## START Data shown

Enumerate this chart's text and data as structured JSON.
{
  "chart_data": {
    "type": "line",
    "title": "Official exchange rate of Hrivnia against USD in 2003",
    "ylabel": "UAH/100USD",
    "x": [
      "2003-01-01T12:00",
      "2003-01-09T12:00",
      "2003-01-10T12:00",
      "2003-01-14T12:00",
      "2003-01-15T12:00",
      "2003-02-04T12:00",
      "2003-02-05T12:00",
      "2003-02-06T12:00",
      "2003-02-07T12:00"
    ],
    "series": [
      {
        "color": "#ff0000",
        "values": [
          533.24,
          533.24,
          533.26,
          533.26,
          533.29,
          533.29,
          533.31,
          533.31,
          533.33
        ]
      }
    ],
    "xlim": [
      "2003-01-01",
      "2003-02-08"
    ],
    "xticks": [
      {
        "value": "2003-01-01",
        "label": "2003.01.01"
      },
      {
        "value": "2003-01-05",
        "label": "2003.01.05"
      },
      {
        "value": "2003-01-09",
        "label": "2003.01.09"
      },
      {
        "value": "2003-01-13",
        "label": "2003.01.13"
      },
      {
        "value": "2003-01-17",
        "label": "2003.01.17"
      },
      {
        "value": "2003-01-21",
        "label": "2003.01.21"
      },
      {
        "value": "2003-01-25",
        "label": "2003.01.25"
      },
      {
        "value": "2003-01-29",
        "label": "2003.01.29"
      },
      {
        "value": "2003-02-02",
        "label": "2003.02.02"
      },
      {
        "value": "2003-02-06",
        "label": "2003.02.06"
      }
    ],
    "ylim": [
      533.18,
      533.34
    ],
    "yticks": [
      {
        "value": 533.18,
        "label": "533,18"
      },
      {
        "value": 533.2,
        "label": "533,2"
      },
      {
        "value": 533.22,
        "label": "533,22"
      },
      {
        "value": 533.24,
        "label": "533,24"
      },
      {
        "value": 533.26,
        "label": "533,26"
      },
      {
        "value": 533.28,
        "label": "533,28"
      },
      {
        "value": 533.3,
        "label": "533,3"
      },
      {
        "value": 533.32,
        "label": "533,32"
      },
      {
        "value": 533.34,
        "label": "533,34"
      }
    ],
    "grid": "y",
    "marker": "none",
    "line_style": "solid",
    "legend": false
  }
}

## END Data shown

> Direction
Reproduce the complete data exactly as presented above.

> Answer to the task
Enumerate this chart's text and data as structured JSON.
{
  "chart_data": {
    "type": "line",
    "title": "Official exchange rate of Hrivnia against USD in 2003",
    "ylabel": "UAH/100USD",
    "x": [
      "2003-01-01T12:00",
      "2003-01-09T12:00",
      "2003-01-10T12:00",
      "2003-01-14T12:00",
      "2003-01-15T12:00",
      "2003-02-04T12:00",
      "2003-02-05T12:00",
      "2003-02-06T12:00",
      "2003-02-07T12:00"
    ],
    "series": [
      {
        "color": "#ff0000",
        "values": [
          533.24,
          533.24,
          533.26,
          533.26,
          533.29,
          533.29,
          533.31,
          533.31,
          533.33
        ]
      }
    ],
    "xlim": [
      "2003-01-01",
      "2003-02-08"
    ],
    "xticks": [
      {
        "value": "2003-01-01",
        "label": "2003.01.01"
      },
      {
        "value": "2003-01-05",
        "label": "2003.01.05"
      },
      {
        "value": "2003-01-09",
        "label": "2003.01.09"
      },
      {
        "value": "2003-01-13",
        "label": "2003.01.13"
      },
      {
        "value": "2003-01-17",
        "label": "2003.01.17"
      },
      {
        "value": "2003-01-21",
        "label": "2003.01.21"
      },
      {
        "value": "2003-01-25",
        "label": "2003.01.25"
      },
      {
        "value": "2003-01-29",
        "label": "2003.01.29"
      },
      {
        "value": "2003-02-02",
        "label": "2003.02.02"
      },
      {
        "value": "2003-02-06",
        "label": "2003.02.06"
      }
    ],
    "ylim": [
      533.18,
      533.34
    ],
    "yticks": [
      {
        "value": 533.18,
        "label": "533,18"
      },
      {
        "value": 533.2,
        "label": "533,2"
      },
      {
        "value": 533.22,
        "label": "533,22"
      },
      {
        "value": 533.24,
        "label": "533,24"
      },
      {
        "value": 533.26,
        "label": "533,26"
      },
      {
        "value": 533.28,
        "label": "533,28"
      },
      {
        "value": 533.3,
        "label": "533,3"
      },
      {
        "value": 533.32,
        "label": "533,32"
      },
      {
        "value": 533.34,
        "label": "533,34"
      }
    ],
    "grid": "y",
    "marker": "none",
    "line_style": "solid",
    "legend": false
  }
}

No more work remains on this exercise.